:: SET PROBLEM ::
Copy each line holding the string "Central".

** start **

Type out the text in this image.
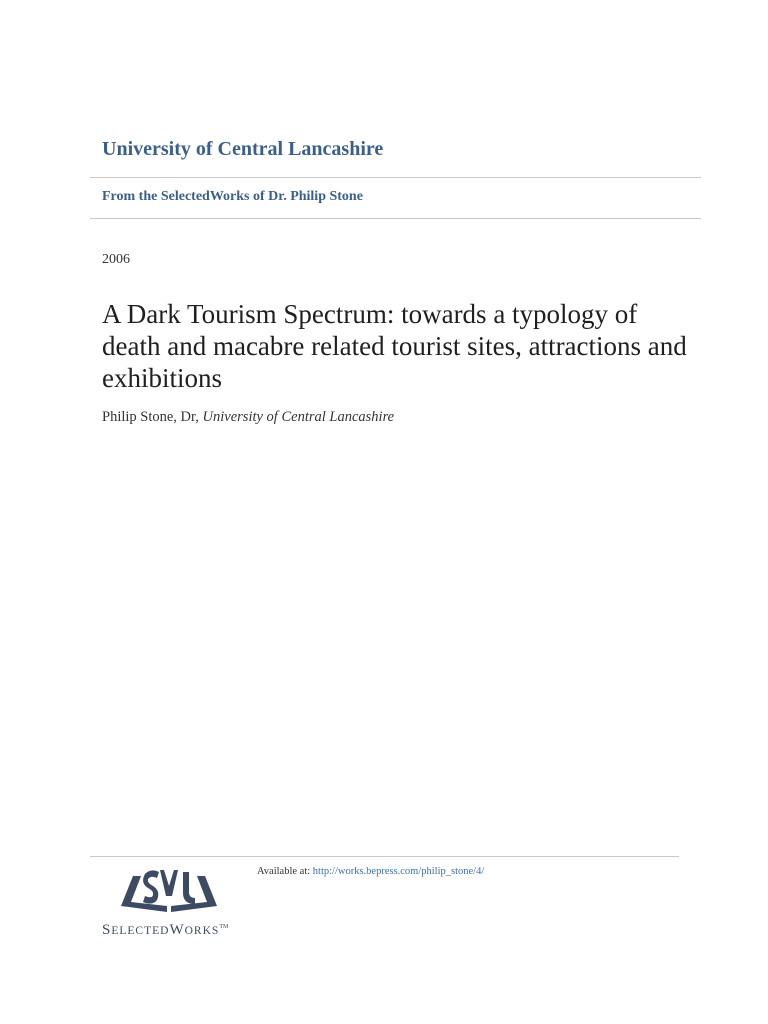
University of Central Lancashire
From the SelectedWorks of Dr. Philip Stone
2006
A Dark Tourism Spectrum: towards a typology of death and macabre related tourist sites, attractions and exhibitions
Philip Stone, Dr, University of Central Lancashire
SELECTEDWORKS™
Available at: http://works.bepress.com/philip_stone/4/
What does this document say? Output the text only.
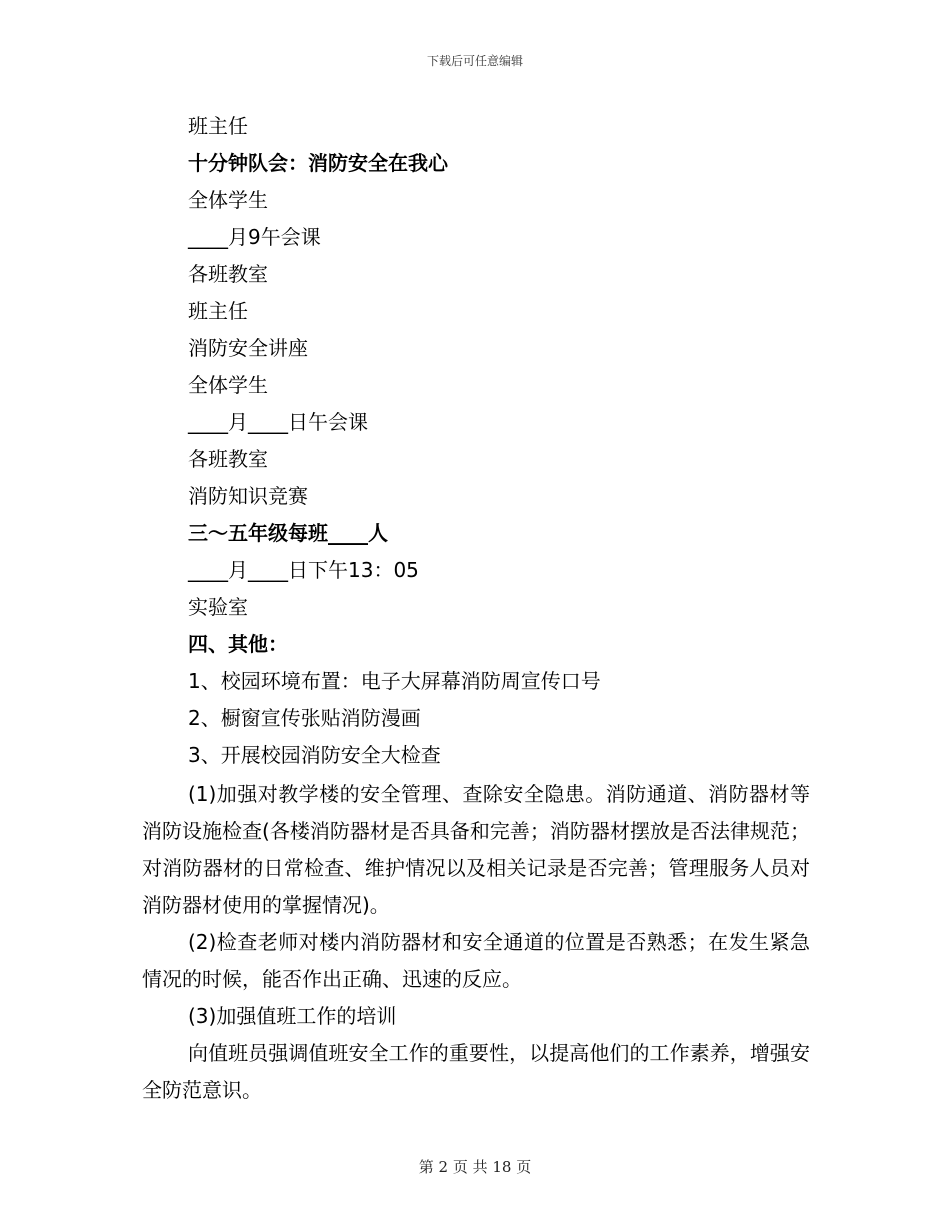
下载后可任意编辑

班主任

十分钟队会：消防安全在我心

全体学生

____月9午会课

各班教室

班主任

消防安全讲座

全体学生

____月____日午会课

各班教室

消防知识竞赛

三～五年级每班____人

____月____日下午13：05

实验室

四、其他：

1、校园环境布置：电子大屏幕消防周宣传口号

2、橱窗宣传张贴消防漫画

3、开展校园消防安全大检查

(1)加强对教学楼的安全管理、查除安全隐患。消防通道、消防器材等消防设施检查(各楼消防器材是否具备和完善；消防器材摆放是否法律规范；对消防器材的日常检查、维护情况以及相关记录是否完善；管理服务人员对消防器材使用的掌握情况)。

(2)检查老师对楼内消防器材和安全通道的位置是否熟悉；在发生紧急情况的时候，能否作出正确、迅速的反应。

(3)加强值班工作的培训

向值班员强调值班安全工作的重要性，以提高他们的工作素养，增强安全防范意识。

第 2 页 共 18 页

** end **

:: RESPONSE ::
University of Central Lancashire
Philip Stone, Dr, University of Central Lancashire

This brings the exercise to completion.